***** DATA ROWS *****

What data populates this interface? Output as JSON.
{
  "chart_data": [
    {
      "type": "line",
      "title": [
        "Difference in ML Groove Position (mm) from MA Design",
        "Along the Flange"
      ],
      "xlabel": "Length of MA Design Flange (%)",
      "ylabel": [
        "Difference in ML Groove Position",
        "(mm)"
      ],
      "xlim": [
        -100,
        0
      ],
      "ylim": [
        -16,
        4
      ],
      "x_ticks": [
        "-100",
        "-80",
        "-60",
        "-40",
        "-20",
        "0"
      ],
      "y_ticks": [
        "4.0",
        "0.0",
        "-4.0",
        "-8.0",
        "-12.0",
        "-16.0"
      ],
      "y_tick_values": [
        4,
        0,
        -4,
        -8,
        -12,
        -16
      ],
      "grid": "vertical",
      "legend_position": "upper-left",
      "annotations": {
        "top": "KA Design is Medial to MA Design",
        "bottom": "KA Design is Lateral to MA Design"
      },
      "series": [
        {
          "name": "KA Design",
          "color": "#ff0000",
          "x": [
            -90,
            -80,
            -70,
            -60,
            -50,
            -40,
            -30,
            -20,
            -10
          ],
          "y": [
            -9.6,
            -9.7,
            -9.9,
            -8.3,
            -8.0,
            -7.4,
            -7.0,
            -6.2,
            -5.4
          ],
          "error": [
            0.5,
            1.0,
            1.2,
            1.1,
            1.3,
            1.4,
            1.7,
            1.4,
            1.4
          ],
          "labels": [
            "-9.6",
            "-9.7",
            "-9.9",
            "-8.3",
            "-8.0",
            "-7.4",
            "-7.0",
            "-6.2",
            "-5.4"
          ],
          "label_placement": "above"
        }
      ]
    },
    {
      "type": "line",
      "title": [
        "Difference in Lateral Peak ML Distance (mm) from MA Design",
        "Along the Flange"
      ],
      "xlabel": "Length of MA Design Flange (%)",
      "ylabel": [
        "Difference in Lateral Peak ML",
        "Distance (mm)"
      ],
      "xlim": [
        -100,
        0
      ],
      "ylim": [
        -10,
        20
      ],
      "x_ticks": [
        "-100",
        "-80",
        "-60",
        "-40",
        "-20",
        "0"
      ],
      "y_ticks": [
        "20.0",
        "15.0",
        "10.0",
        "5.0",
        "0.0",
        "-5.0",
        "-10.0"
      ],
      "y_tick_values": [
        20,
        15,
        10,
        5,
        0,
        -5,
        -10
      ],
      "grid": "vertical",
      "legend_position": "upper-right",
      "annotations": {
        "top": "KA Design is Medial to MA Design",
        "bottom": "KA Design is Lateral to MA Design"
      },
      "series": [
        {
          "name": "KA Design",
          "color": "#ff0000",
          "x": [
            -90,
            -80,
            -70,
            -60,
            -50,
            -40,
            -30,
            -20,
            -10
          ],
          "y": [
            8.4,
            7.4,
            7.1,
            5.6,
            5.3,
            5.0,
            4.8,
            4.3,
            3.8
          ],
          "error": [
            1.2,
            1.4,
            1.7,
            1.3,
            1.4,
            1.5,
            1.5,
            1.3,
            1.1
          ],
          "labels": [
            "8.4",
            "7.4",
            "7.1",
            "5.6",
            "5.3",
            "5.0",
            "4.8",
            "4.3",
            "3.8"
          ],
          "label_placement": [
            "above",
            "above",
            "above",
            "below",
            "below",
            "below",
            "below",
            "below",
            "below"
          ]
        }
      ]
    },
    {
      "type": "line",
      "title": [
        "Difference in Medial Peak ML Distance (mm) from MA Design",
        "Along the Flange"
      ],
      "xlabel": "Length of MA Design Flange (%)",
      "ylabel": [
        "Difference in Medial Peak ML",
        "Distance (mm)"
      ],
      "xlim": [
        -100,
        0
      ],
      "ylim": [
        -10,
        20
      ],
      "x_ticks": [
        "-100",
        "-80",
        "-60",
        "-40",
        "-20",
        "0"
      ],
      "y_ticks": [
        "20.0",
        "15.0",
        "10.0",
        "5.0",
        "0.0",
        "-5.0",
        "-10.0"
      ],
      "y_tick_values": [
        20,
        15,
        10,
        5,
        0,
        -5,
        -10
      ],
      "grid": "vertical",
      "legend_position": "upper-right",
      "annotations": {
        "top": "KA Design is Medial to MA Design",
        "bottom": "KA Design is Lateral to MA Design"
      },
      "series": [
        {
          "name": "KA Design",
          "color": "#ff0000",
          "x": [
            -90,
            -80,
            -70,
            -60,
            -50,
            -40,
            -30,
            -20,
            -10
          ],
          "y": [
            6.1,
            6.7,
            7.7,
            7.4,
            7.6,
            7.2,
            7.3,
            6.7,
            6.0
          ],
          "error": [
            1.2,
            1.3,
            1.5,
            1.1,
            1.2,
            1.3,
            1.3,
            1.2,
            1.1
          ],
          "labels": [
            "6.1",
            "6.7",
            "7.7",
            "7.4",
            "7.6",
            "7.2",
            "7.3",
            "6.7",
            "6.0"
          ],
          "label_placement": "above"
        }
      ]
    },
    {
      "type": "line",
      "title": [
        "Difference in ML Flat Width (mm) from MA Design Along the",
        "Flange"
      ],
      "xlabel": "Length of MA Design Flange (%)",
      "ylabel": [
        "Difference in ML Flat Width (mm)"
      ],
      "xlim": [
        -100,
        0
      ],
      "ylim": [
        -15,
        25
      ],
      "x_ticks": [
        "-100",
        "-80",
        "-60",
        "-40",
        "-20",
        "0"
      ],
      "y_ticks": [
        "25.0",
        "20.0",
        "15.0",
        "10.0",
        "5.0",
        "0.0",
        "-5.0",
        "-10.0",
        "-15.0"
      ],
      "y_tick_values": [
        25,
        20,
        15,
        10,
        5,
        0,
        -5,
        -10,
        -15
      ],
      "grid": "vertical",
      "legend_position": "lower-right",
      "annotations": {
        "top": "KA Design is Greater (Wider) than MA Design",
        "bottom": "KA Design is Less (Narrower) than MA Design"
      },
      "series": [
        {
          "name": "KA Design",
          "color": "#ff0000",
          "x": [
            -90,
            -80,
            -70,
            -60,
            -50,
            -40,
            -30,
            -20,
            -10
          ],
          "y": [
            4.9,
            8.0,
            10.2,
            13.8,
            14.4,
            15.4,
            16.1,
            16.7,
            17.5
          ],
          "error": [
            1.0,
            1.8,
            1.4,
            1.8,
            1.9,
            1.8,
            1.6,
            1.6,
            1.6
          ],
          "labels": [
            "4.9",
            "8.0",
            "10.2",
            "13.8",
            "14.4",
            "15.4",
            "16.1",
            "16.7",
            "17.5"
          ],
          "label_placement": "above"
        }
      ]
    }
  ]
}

*****

WHAT IS NEEDED —
Filter the listing above by the word "from"; copy each line that passes.

SOLUTION FOR THIS TASK —
        "Difference in ML Groove Position (mm) from MA Design",
        "Difference in Lateral Peak ML Distance (mm) from MA Design",
        "Difference in Medial Peak ML Distance (mm) from MA Design",
        "Difference in ML Flat Width (mm) from MA Design Along the",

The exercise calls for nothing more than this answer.